» **DATA ENTRIES**
* * * * *

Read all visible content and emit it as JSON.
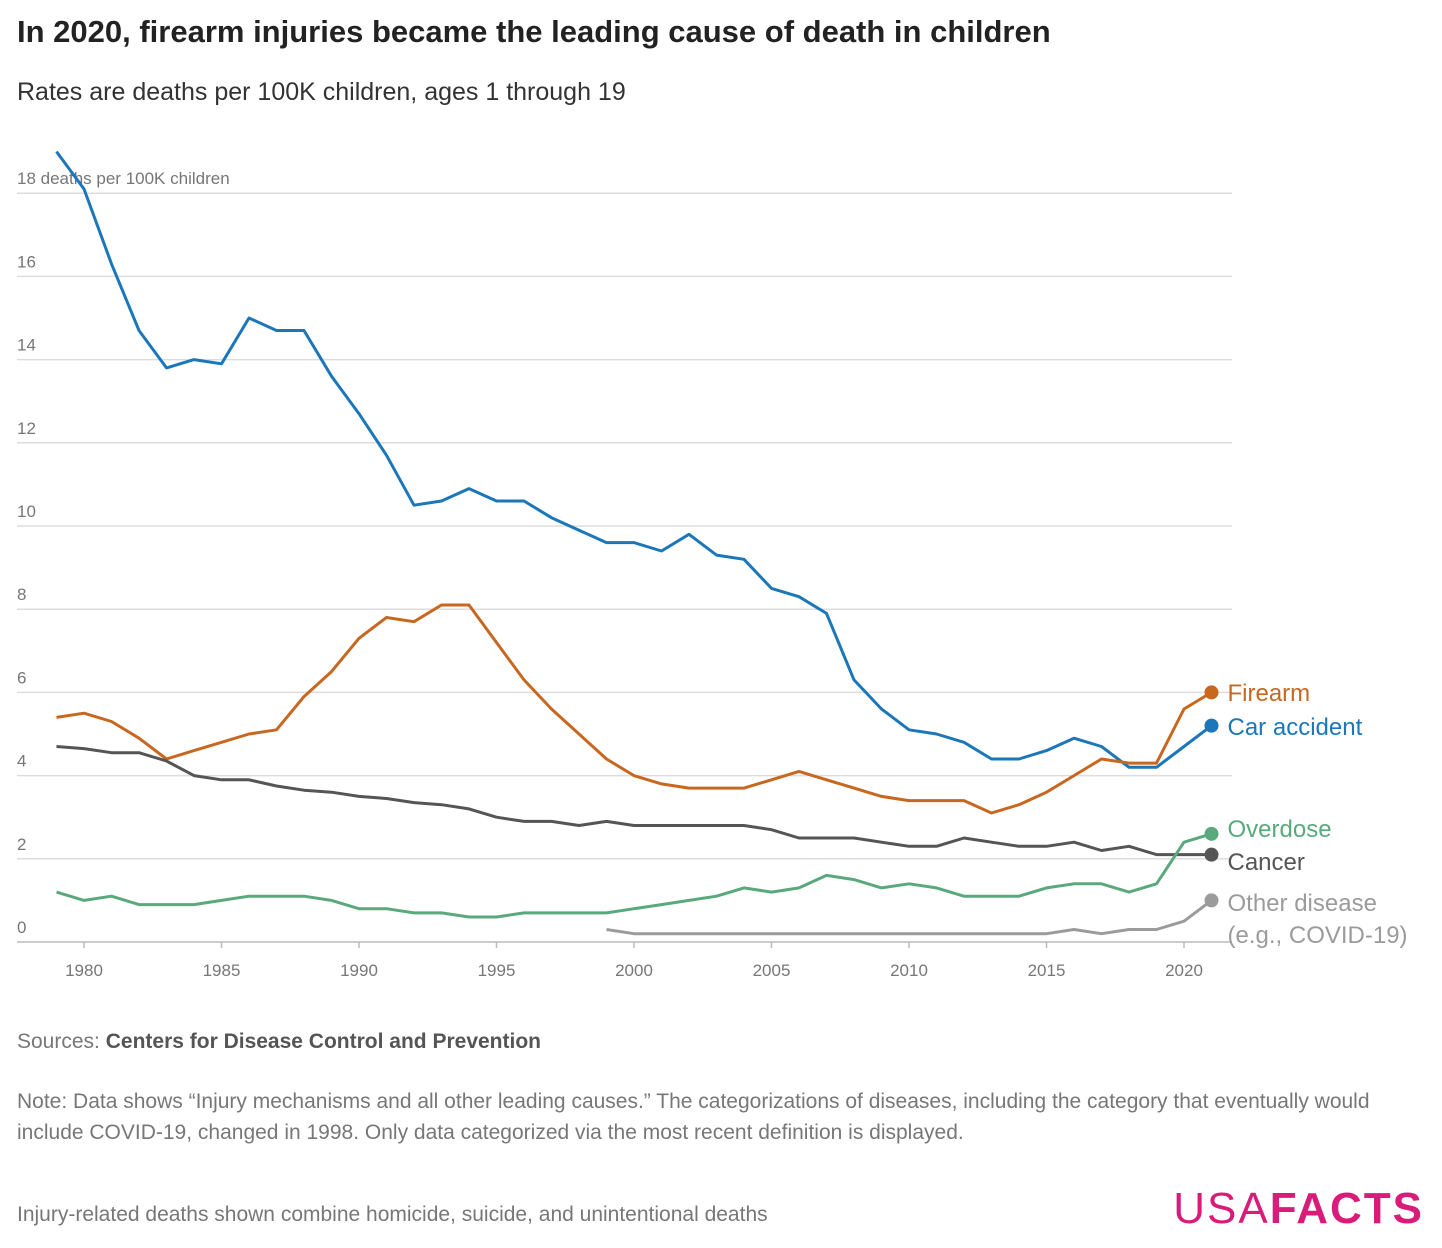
{
  "chart_data": {
    "type": "line",
    "title": "In 2020, firearm injuries became the leading cause of death in children",
    "subtitle": "Rates are deaths per 100K children, ages 1 through 19",
    "x": [
      1979,
      1980,
      1981,
      1982,
      1983,
      1984,
      1985,
      1986,
      1987,
      1988,
      1989,
      1990,
      1991,
      1992,
      1993,
      1994,
      1995,
      1996,
      1997,
      1998,
      1999,
      2000,
      2001,
      2002,
      2003,
      2004,
      2005,
      2006,
      2007,
      2008,
      2009,
      2010,
      2011,
      2012,
      2013,
      2014,
      2015,
      2016,
      2017,
      2018,
      2019,
      2020,
      2021
    ],
    "xlim": [
      1979,
      2021
    ],
    "xticks": [
      1980,
      1985,
      1990,
      1995,
      2000,
      2005,
      2010,
      2015,
      2020
    ],
    "ylim": [
      0,
      19
    ],
    "yticks": [
      0,
      2,
      4,
      6,
      8,
      10,
      12,
      14,
      16,
      {
        "value": 18,
        "label": "18 deaths per 100K children"
      }
    ],
    "grid": true,
    "series": [
      {
        "name": "Car accident",
        "color": "#1b77b9",
        "values": [
          19.0,
          18.1,
          16.3,
          14.7,
          13.8,
          14.0,
          13.9,
          15.0,
          14.7,
          14.7,
          13.6,
          12.7,
          11.7,
          10.5,
          10.6,
          10.9,
          10.6,
          10.6,
          10.2,
          9.9,
          9.6,
          9.6,
          9.4,
          9.8,
          9.3,
          9.2,
          8.5,
          8.3,
          7.9,
          6.3,
          5.6,
          5.1,
          5.0,
          4.8,
          4.4,
          4.4,
          4.6,
          4.9,
          4.7,
          4.2,
          4.2,
          4.7,
          5.2
        ]
      },
      {
        "name": "Firearm",
        "color": "#c8671f",
        "values": [
          5.4,
          5.5,
          5.3,
          4.9,
          4.4,
          4.6,
          4.8,
          5.0,
          5.1,
          5.9,
          6.5,
          7.3,
          7.8,
          7.7,
          8.1,
          8.1,
          7.2,
          6.3,
          5.6,
          5.0,
          4.4,
          4.0,
          3.8,
          3.7,
          3.7,
          3.7,
          3.9,
          4.1,
          3.9,
          3.7,
          3.5,
          3.4,
          3.4,
          3.4,
          3.1,
          3.3,
          3.6,
          4.0,
          4.4,
          4.3,
          4.3,
          5.6,
          6.0
        ]
      },
      {
        "name": "Cancer",
        "color": "#555555",
        "values": [
          4.7,
          4.65,
          4.55,
          4.55,
          4.35,
          4.0,
          3.9,
          3.9,
          3.75,
          3.65,
          3.6,
          3.5,
          3.45,
          3.35,
          3.3,
          3.2,
          3.0,
          2.9,
          2.9,
          2.8,
          2.9,
          2.8,
          2.8,
          2.8,
          2.8,
          2.8,
          2.7,
          2.5,
          2.5,
          2.5,
          2.4,
          2.3,
          2.3,
          2.5,
          2.4,
          2.3,
          2.3,
          2.4,
          2.2,
          2.3,
          2.1,
          2.1,
          2.1
        ]
      },
      {
        "name": "Overdose",
        "color": "#5aa97c",
        "values": [
          1.2,
          1.0,
          1.1,
          0.9,
          0.9,
          0.9,
          1.0,
          1.1,
          1.1,
          1.1,
          1.0,
          0.8,
          0.8,
          0.7,
          0.7,
          0.6,
          0.6,
          0.7,
          0.7,
          0.7,
          0.7,
          0.8,
          0.9,
          1.0,
          1.1,
          1.3,
          1.2,
          1.3,
          1.6,
          1.5,
          1.3,
          1.4,
          1.3,
          1.1,
          1.1,
          1.1,
          1.3,
          1.4,
          1.4,
          1.2,
          1.4,
          2.4,
          2.6
        ]
      },
      {
        "name": "Other disease (e.g., COVID-19)",
        "color": "#9b9b9b",
        "values": [
          null,
          null,
          null,
          null,
          null,
          null,
          null,
          null,
          null,
          null,
          null,
          null,
          null,
          null,
          null,
          null,
          null,
          null,
          null,
          null,
          0.3,
          0.2,
          0.2,
          0.2,
          0.2,
          0.2,
          0.2,
          0.2,
          0.2,
          0.2,
          0.2,
          0.2,
          0.2,
          0.2,
          0.2,
          0.2,
          0.2,
          0.3,
          0.2,
          0.3,
          0.3,
          0.5,
          1.0
        ]
      }
    ],
    "sources_label": "Sources:",
    "sources": "Centers for Disease Control and Prevention",
    "note": "Note: Data shows “Injury mechanisms and all other leading causes.” The categorizations of diseases, including the category that eventually would include COVID-19, changed in 1998. Only data categorized via the most recent definition is displayed.",
    "footnote": "Injury-related deaths shown combine homicide, suicide, and unintentional deaths",
    "logo": [
      "USA",
      "FACTS"
    ]
  }
}
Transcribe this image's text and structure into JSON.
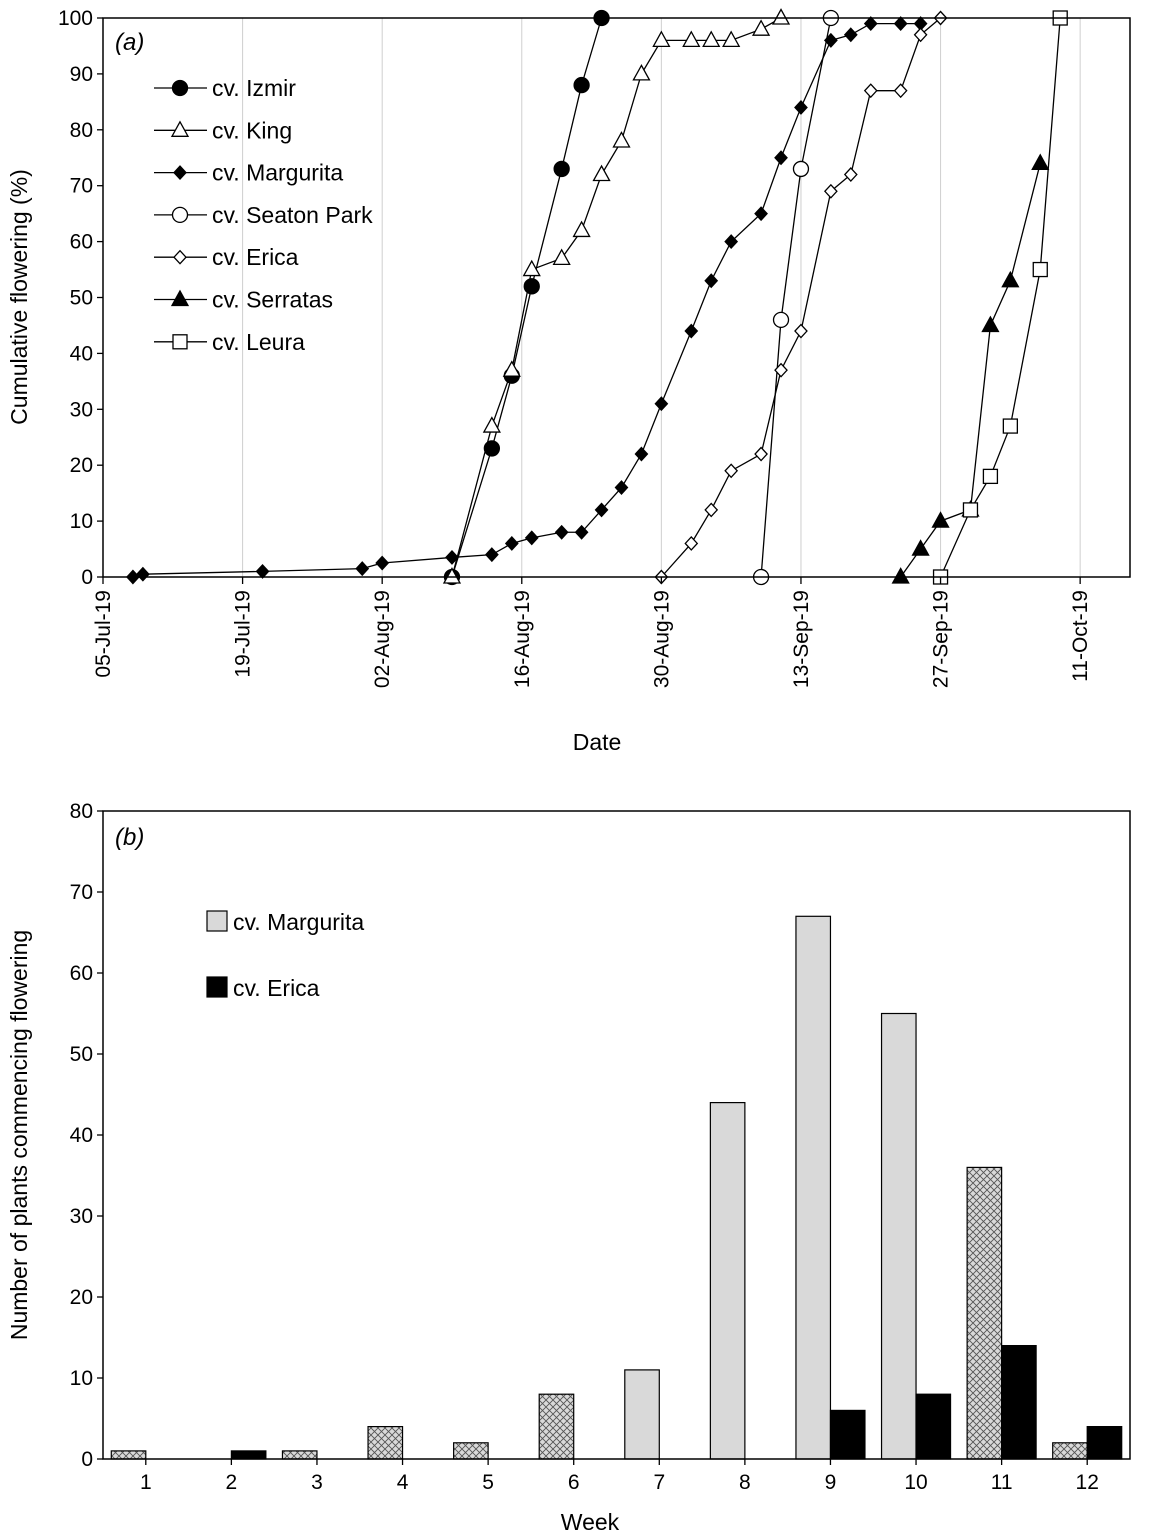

* * * * *

» **WHAT YOU WILL DO**
Make an exact copy of the records above, with the pictures left out.

» **OUTPUT OF THE TASK**
Read all visible content and emit it as JSON.
{
  "chart_data": {
    "type": "line",
    "title": "In 2020, firearm injuries became the leading cause of death in children",
    "subtitle": "Rates are deaths per 100K children, ages 1 through 19",
    "x": [
      1979,
      1980,
      1981,
      1982,
      1983,
      1984,
      1985,
      1986,
      1987,
      1988,
      1989,
      1990,
      1991,
      1992,
      1993,
      1994,
      1995,
      1996,
      1997,
      1998,
      1999,
      2000,
      2001,
      2002,
      2003,
      2004,
      2005,
      2006,
      2007,
      2008,
      2009,
      2010,
      2011,
      2012,
      2013,
      2014,
      2015,
      2016,
      2017,
      2018,
      2019,
      2020,
      2021
    ],
    "xlim": [
      1979,
      2021
    ],
    "xticks": [
      1980,
      1985,
      1990,
      1995,
      2000,
      2005,
      2010,
      2015,
      2020
    ],
    "ylim": [
      0,
      19
    ],
    "yticks": [
      0,
      2,
      4,
      6,
      8,
      10,
      12,
      14,
      16,
      {
        "value": 18,
        "label": "18 deaths per 100K children"
      }
    ],
    "grid": true,
    "series": [
      {
        "name": "Car accident",
        "color": "#1b77b9",
        "values": [
          19.0,
          18.1,
          16.3,
          14.7,
          13.8,
          14.0,
          13.9,
          15.0,
          14.7,
          14.7,
          13.6,
          12.7,
          11.7,
          10.5,
          10.6,
          10.9,
          10.6,
          10.6,
          10.2,
          9.9,
          9.6,
          9.6,
          9.4,
          9.8,
          9.3,
          9.2,
          8.5,
          8.3,
          7.9,
          6.3,
          5.6,
          5.1,
          5.0,
          4.8,
          4.4,
          4.4,
          4.6,
          4.9,
          4.7,
          4.2,
          4.2,
          4.7,
          5.2
        ]
      },
      {
        "name": "Firearm",
        "color": "#c8671f",
        "values": [
          5.4,
          5.5,
          5.3,
          4.9,
          4.4,
          4.6,
          4.8,
          5.0,
          5.1,
          5.9,
          6.5,
          7.3,
          7.8,
          7.7,
          8.1,
          8.1,
          7.2,
          6.3,
          5.6,
          5.0,
          4.4,
          4.0,
          3.8,
          3.7,
          3.7,
          3.7,
          3.9,
          4.1,
          3.9,
          3.7,
          3.5,
          3.4,
          3.4,
          3.4,
          3.1,
          3.3,
          3.6,
          4.0,
          4.4,
          4.3,
          4.3,
          5.6,
          6.0
        ]
      },
      {
        "name": "Cancer",
        "color": "#555555",
        "values": [
          4.7,
          4.65,
          4.55,
          4.55,
          4.35,
          4.0,
          3.9,
          3.9,
          3.75,
          3.65,
          3.6,
          3.5,
          3.45,
          3.35,
          3.3,
          3.2,
          3.0,
          2.9,
          2.9,
          2.8,
          2.9,
          2.8,
          2.8,
          2.8,
          2.8,
          2.8,
          2.7,
          2.5,
          2.5,
          2.5,
          2.4,
          2.3,
          2.3,
          2.5,
          2.4,
          2.3,
          2.3,
          2.4,
          2.2,
          2.3,
          2.1,
          2.1,
          2.1
        ]
      },
      {
        "name": "Overdose",
        "color": "#5aa97c",
        "values": [
          1.2,
          1.0,
          1.1,
          0.9,
          0.9,
          0.9,
          1.0,
          1.1,
          1.1,
          1.1,
          1.0,
          0.8,
          0.8,
          0.7,
          0.7,
          0.6,
          0.6,
          0.7,
          0.7,
          0.7,
          0.7,
          0.8,
          0.9,
          1.0,
          1.1,
          1.3,
          1.2,
          1.3,
          1.6,
          1.5,
          1.3,
          1.4,
          1.3,
          1.1,
          1.1,
          1.1,
          1.3,
          1.4,
          1.4,
          1.2,
          1.4,
          2.4,
          2.6
        ]
      },
      {
        "name": "Other disease (e.g., COVID-19)",
        "color": "#9b9b9b",
        "values": [
          null,
          null,
          null,
          null,
          null,
          null,
          null,
          null,
          null,
          null,
          null,
          null,
          null,
          null,
          null,
          null,
          null,
          null,
          null,
          null,
          0.3,
          0.2,
          0.2,
          0.2,
          0.2,
          0.2,
          0.2,
          0.2,
          0.2,
          0.2,
          0.2,
          0.2,
          0.2,
          0.2,
          0.2,
          0.2,
          0.2,
          0.3,
          0.2,
          0.3,
          0.3,
          0.5,
          1.0
        ]
      }
    ],
    "sources_label": "Sources:",
    "sources": "Centers for Disease Control and Prevention",
    "note": "Note: Data shows “Injury mechanisms and all other leading causes.” The categorizations of diseases, including the category that eventually would include COVID-19, changed in 1998. Only data categorized via the most recent definition is displayed.",
    "footnote": "Injury-related deaths shown combine homicide, suicide, and unintentional deaths",
    "logo": [
      "USA",
      "FACTS"
    ]
  }
}
Transcribe this image's text and structure into JSON.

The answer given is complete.